_Supplied information_
** begin **
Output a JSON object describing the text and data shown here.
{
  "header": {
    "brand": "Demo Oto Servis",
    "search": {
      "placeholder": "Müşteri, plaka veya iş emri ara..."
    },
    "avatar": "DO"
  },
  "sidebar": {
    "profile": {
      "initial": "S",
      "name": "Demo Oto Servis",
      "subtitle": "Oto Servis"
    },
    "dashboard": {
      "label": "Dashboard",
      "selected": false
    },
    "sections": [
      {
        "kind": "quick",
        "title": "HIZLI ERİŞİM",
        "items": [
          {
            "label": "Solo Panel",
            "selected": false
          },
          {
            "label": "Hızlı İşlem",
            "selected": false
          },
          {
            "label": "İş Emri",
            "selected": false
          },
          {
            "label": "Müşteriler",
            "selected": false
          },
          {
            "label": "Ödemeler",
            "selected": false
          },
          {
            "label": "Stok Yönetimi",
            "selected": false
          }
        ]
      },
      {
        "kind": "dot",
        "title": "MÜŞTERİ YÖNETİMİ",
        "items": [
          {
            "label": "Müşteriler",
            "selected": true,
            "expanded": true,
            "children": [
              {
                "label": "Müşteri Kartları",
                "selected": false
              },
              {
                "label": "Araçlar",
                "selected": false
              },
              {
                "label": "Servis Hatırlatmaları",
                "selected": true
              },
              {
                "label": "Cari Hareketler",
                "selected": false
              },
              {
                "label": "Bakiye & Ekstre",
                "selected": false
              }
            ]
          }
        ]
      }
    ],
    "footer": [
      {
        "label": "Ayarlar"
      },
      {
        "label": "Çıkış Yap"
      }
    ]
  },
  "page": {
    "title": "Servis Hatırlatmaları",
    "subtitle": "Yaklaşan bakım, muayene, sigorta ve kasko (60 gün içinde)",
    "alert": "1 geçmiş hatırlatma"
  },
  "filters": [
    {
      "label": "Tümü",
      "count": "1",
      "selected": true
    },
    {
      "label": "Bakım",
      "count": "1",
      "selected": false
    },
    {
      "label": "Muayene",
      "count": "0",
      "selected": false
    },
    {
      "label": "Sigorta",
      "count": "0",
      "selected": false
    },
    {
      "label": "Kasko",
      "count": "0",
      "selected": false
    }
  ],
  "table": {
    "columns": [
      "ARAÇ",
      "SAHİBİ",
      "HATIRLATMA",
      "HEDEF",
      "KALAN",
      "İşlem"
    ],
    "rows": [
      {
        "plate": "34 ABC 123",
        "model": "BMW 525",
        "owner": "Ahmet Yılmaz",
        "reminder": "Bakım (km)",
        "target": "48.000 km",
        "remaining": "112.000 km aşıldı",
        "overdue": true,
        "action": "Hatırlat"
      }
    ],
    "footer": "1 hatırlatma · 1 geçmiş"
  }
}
** end **
_Brief_
Give every line of the material again, exactly as it reads.

_Response to the exercise_
Output a JSON object describing the text and data shown here.
{
  "header": {
    "brand": "Demo Oto Servis",
    "search": {
      "placeholder": "Müşteri, plaka veya iş emri ara..."
    },
    "avatar": "DO"
  },
  "sidebar": {
    "profile": {
      "initial": "S",
      "name": "Demo Oto Servis",
      "subtitle": "Oto Servis"
    },
    "dashboard": {
      "label": "Dashboard",
      "selected": false
    },
    "sections": [
      {
        "kind": "quick",
        "title": "HIZLI ERİŞİM",
        "items": [
          {
            "label": "Solo Panel",
            "selected": false
          },
          {
            "label": "Hızlı İşlem",
            "selected": false
          },
          {
            "label": "İş Emri",
            "selected": false
          },
          {
            "label": "Müşteriler",
            "selected": false
          },
          {
            "label": "Ödemeler",
            "selected": false
          },
          {
            "label": "Stok Yönetimi",
            "selected": false
          }
        ]
      },
      {
        "kind": "dot",
        "title": "MÜŞTERİ YÖNETİMİ",
        "items": [
          {
            "label": "Müşteriler",
            "selected": true,
            "expanded": true,
            "children": [
              {
                "label": "Müşteri Kartları",
                "selected": false
              },
              {
                "label": "Araçlar",
                "selected": false
              },
              {
                "label": "Servis Hatırlatmaları",
                "selected": true
              },
              {
                "label": "Cari Hareketler",
                "selected": false
              },
              {
                "label": "Bakiye & Ekstre",
                "selected": false
              }
            ]
          }
        ]
      }
    ],
    "footer": [
      {
        "label": "Ayarlar"
      },
      {
        "label": "Çıkış Yap"
      }
    ]
  },
  "page": {
    "title": "Servis Hatırlatmaları",
    "subtitle": "Yaklaşan bakım, muayene, sigorta ve kasko (60 gün içinde)",
    "alert": "1 geçmiş hatırlatma"
  },
  "filters": [
    {
      "label": "Tümü",
      "count": "1",
      "selected": true
    },
    {
      "label": "Bakım",
      "count": "1",
      "selected": false
    },
    {
      "label": "Muayene",
      "count": "0",
      "selected": false
    },
    {
      "label": "Sigorta",
      "count": "0",
      "selected": false
    },
    {
      "label": "Kasko",
      "count": "0",
      "selected": false
    }
  ],
  "table": {
    "columns": [
      "ARAÇ",
      "SAHİBİ",
      "HATIRLATMA",
      "HEDEF",
      "KALAN",
      "İşlem"
    ],
    "rows": [
      {
        "plate": "34 ABC 123",
        "model": "BMW 525",
        "owner": "Ahmet Yılmaz",
        "reminder": "Bakım (km)",
        "target": "48.000 km",
        "remaining": "112.000 km aşıldı",
        "overdue": true,
        "action": "Hatırlat"
      }
    ],
    "footer": "1 hatırlatma · 1 geçmiş"
  }
}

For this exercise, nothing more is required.